## Entries
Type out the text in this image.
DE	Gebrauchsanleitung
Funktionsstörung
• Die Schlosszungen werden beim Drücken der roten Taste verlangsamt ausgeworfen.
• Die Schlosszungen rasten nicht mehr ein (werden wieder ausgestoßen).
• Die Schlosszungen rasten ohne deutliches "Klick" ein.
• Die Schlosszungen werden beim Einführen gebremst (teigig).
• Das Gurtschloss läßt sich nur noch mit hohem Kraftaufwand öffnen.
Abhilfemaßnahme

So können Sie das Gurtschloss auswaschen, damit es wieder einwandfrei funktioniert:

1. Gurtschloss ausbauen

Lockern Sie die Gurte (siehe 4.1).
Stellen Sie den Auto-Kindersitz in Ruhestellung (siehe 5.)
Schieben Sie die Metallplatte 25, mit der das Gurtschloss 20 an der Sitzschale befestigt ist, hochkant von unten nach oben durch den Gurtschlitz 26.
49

## Exercise details
Copy all of the material word for word.

## Result
Type out the text in this image.
DE	Gebrauchsanleitung
Funktionsstörung
• Die Schlosszungen werden beim Drücken der roten Taste verlangsamt ausgeworfen.
• Die Schlosszungen rasten nicht mehr ein (werden wieder ausgestoßen).
• Die Schlosszungen rasten ohne deutliches "Klick" ein.
• Die Schlosszungen werden beim Einführen gebremst (teigig).
• Das Gurtschloss läßt sich nur noch mit hohem Kraftaufwand öffnen.
Abhilfemaßnahme

So können Sie das Gurtschloss auswaschen, damit es wieder einwandfrei funktioniert:

1. Gurtschloss ausbauen

Lockern Sie die Gurte (siehe 4.1).
Stellen Sie den Auto-Kindersitz in Ruhestellung (siehe 5.)
Schieben Sie die Metallplatte 25, mit der das Gurtschloss 20 an der Sitzschale befestigt ist, hochkant von unten nach oben durch den Gurtschlitz 26.
49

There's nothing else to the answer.